Scan the material that follows. Copy every line containing the word "filtros".

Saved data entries
>> start

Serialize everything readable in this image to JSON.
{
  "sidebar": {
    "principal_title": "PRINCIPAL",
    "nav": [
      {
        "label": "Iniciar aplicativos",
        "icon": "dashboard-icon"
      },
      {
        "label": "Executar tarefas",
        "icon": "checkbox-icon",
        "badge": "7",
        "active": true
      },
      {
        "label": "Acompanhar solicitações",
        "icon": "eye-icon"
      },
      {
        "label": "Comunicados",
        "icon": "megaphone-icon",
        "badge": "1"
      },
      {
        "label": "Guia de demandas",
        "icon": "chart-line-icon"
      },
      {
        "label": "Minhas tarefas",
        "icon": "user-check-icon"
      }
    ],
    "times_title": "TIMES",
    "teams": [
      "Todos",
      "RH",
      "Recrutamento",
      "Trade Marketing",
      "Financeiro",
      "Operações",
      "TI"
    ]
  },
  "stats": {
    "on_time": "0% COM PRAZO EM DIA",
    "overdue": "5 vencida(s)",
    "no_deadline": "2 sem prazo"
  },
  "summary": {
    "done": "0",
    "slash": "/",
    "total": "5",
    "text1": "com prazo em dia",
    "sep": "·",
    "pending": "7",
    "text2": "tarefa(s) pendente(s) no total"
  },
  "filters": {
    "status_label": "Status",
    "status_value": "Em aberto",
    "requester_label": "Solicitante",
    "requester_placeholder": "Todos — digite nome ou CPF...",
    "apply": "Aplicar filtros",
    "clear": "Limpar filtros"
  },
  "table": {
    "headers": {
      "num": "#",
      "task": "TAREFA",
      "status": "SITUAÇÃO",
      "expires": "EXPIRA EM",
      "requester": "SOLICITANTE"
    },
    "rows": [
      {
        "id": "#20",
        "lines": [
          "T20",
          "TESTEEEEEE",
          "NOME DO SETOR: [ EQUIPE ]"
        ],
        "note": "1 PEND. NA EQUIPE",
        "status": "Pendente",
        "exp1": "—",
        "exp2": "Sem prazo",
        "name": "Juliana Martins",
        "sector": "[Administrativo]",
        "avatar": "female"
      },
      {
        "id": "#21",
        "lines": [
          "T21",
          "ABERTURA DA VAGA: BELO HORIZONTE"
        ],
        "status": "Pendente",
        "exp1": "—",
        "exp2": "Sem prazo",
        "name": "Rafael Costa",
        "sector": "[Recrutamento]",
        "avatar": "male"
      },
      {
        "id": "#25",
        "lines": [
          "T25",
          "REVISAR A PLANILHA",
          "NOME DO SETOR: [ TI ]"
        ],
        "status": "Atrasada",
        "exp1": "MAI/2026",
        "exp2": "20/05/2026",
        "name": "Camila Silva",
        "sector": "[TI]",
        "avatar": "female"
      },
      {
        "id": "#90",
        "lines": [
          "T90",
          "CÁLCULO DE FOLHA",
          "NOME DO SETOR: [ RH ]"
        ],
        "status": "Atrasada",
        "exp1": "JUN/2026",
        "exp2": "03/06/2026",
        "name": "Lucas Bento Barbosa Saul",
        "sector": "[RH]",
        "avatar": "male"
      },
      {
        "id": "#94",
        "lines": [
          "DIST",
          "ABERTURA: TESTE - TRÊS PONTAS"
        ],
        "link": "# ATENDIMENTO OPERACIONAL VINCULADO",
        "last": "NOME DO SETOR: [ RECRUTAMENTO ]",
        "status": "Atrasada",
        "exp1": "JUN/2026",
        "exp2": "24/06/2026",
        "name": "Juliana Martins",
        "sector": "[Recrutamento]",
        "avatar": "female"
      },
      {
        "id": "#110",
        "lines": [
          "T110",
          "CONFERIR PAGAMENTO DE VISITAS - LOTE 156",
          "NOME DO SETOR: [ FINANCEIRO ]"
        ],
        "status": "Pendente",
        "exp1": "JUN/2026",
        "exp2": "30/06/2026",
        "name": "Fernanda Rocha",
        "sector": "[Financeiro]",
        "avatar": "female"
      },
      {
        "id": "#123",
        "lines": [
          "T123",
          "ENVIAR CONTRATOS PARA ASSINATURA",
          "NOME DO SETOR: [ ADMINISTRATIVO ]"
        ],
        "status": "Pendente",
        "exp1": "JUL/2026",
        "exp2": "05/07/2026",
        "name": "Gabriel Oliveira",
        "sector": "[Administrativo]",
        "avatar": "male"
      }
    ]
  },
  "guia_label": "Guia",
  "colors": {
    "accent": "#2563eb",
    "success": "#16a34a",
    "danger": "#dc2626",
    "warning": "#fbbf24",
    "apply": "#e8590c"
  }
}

>> end

# [Finished task]
    "apply": "Aplicar filtros",
    "clear": "Limpar filtros"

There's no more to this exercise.